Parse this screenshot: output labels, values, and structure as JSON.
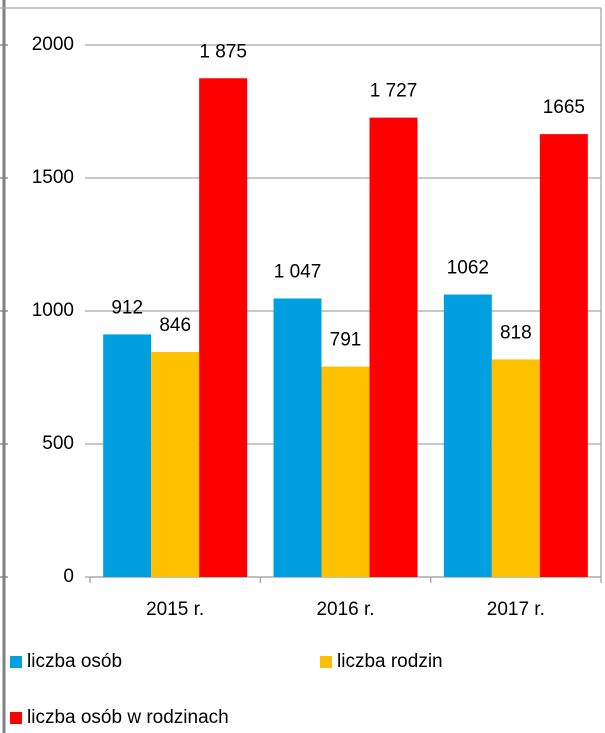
{
  "chart_data": {
    "type": "bar",
    "categories": [
      "2015 r.",
      "2016 r.",
      "2017 r."
    ],
    "series": [
      {
        "name": "liczba osób",
        "color": "#00a0e0",
        "values": [
          912,
          1047,
          1062
        ],
        "value_labels": [
          "912",
          "1 047",
          "1062"
        ]
      },
      {
        "name": "liczba rodzin",
        "color": "#ffc000",
        "values": [
          846,
          791,
          818
        ],
        "value_labels": [
          "846",
          "791",
          "818"
        ]
      },
      {
        "name": "liczba osób w rodzinach",
        "color": "#ff0000",
        "values": [
          1875,
          1727,
          1665
        ],
        "value_labels": [
          "1 875",
          "1 727",
          "1665"
        ]
      }
    ],
    "ylim": [
      0,
      2000
    ],
    "yticks": [
      0,
      500,
      1000,
      1500,
      2000
    ],
    "grid": true
  }
}
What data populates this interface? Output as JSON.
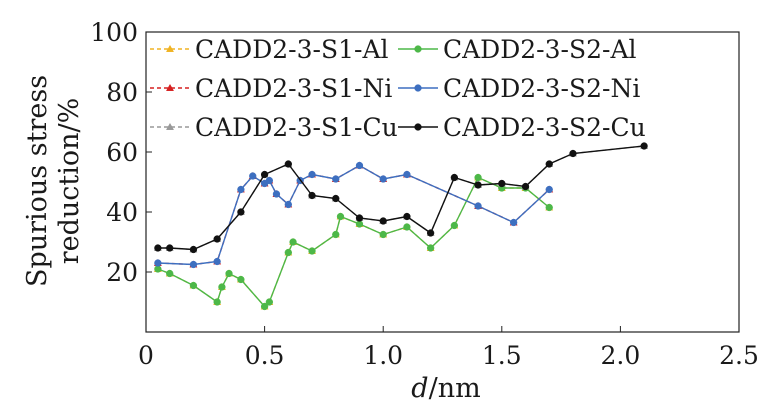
{
  "chart_data": {
    "type": "line",
    "xlabel_var": "d",
    "xlabel_unit": "/nm",
    "ylabel_line1": "Spurious stress",
    "ylabel_line2": "reduction/%",
    "xlim": [
      0,
      2.5
    ],
    "ylim": [
      0,
      100
    ],
    "x_ticks": [
      0,
      0.5,
      1.0,
      1.5,
      2.0,
      2.5
    ],
    "x_tick_labels": [
      "0",
      "0.5",
      "1.0",
      "1.5",
      "2.0",
      "2.5"
    ],
    "y_ticks": [
      20,
      40,
      60,
      80,
      100
    ],
    "y_tick_labels": [
      "20",
      "40",
      "60",
      "80",
      "100"
    ],
    "grid": false,
    "legend_placement": "top, two columns",
    "series": [
      {
        "name": "CADD2-3-S1-Al",
        "color": "#f0b323",
        "dash": true,
        "marker": "triangle",
        "x": [
          0.05,
          0.1,
          0.2,
          0.3,
          0.32,
          0.35,
          0.4,
          0.5,
          0.52,
          0.6,
          0.62,
          0.7,
          0.8,
          0.82,
          0.9,
          1.0,
          1.1,
          1.2,
          1.3,
          1.4,
          1.5,
          1.6,
          1.7
        ],
        "y": [
          21,
          19.5,
          15.5,
          10,
          15,
          19.5,
          17.5,
          8.5,
          10,
          26.5,
          30,
          27,
          32.5,
          38.5,
          36,
          32.5,
          35,
          28,
          35.5,
          51.5,
          48,
          48,
          41.5
        ]
      },
      {
        "name": "CADD2-3-S2-Al",
        "color": "#4db848",
        "dash": false,
        "marker": "circle",
        "x": [
          0.05,
          0.1,
          0.2,
          0.3,
          0.32,
          0.35,
          0.4,
          0.5,
          0.52,
          0.6,
          0.62,
          0.7,
          0.8,
          0.82,
          0.9,
          1.0,
          1.1,
          1.2,
          1.3,
          1.4,
          1.5,
          1.6,
          1.7
        ],
        "y": [
          21,
          19.5,
          15.5,
          10,
          15,
          19.5,
          17.5,
          8.5,
          10,
          26.5,
          30,
          27,
          32.5,
          38.5,
          36,
          32.5,
          35,
          28,
          35.5,
          51.5,
          48,
          48,
          41.5
        ]
      },
      {
        "name": "CADD2-3-S1-Ni",
        "color": "#d62020",
        "dash": true,
        "marker": "triangle",
        "x": [
          0.05,
          0.2,
          0.3,
          0.4,
          0.45,
          0.5,
          0.52,
          0.55,
          0.6,
          0.65,
          0.7,
          0.8,
          0.9,
          1.0,
          1.1,
          1.4,
          1.55,
          1.7
        ],
        "y": [
          23,
          22.5,
          23.5,
          47.5,
          52,
          49.5,
          50.5,
          46,
          42.5,
          50.5,
          52.5,
          51,
          55.5,
          51,
          52.5,
          42,
          36.5,
          47.5
        ]
      },
      {
        "name": "CADD2-3-S2-Ni",
        "color": "#3d6fc0",
        "dash": false,
        "marker": "circle",
        "x": [
          0.05,
          0.2,
          0.3,
          0.4,
          0.45,
          0.5,
          0.52,
          0.55,
          0.6,
          0.65,
          0.7,
          0.8,
          0.9,
          1.0,
          1.1,
          1.4,
          1.55,
          1.7
        ],
        "y": [
          23,
          22.5,
          23.5,
          47.5,
          52,
          49.5,
          50.5,
          46,
          42.5,
          50.5,
          52.5,
          51,
          55.5,
          51,
          52.5,
          42,
          36.5,
          47.5
        ]
      },
      {
        "name": "CADD2-3-S1-Cu",
        "color": "#999999",
        "dash": true,
        "marker": "triangle",
        "x": [
          0.05,
          0.1,
          0.2,
          0.3,
          0.4,
          0.5,
          0.6,
          0.7,
          0.8,
          0.9,
          1.0,
          1.1,
          1.2,
          1.3,
          1.4,
          1.5,
          1.6,
          1.7,
          1.8,
          2.1
        ],
        "y": [
          28,
          28,
          27.5,
          31,
          40,
          52.5,
          56,
          45.5,
          44.5,
          38,
          37,
          38.5,
          33,
          51.5,
          49,
          49.5,
          48.5,
          56,
          59.5,
          62
        ]
      },
      {
        "name": "CADD2-3-S2-Cu",
        "color": "#111111",
        "dash": false,
        "marker": "circle",
        "x": [
          0.05,
          0.1,
          0.2,
          0.3,
          0.4,
          0.5,
          0.6,
          0.7,
          0.8,
          0.9,
          1.0,
          1.1,
          1.2,
          1.3,
          1.4,
          1.5,
          1.6,
          1.7,
          1.8,
          2.1
        ],
        "y": [
          28,
          28,
          27.5,
          31,
          40,
          52.5,
          56,
          45.5,
          44.5,
          38,
          37,
          38.5,
          33,
          51.5,
          49,
          49.5,
          48.5,
          56,
          59.5,
          62
        ]
      }
    ],
    "legend_order": [
      0,
      1,
      2,
      3,
      4,
      5
    ]
  }
}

-=-=-=-=-

### Given exercise
Tell how many lines in the records above contain "this", giving the number and no other words.

### Output of the task
2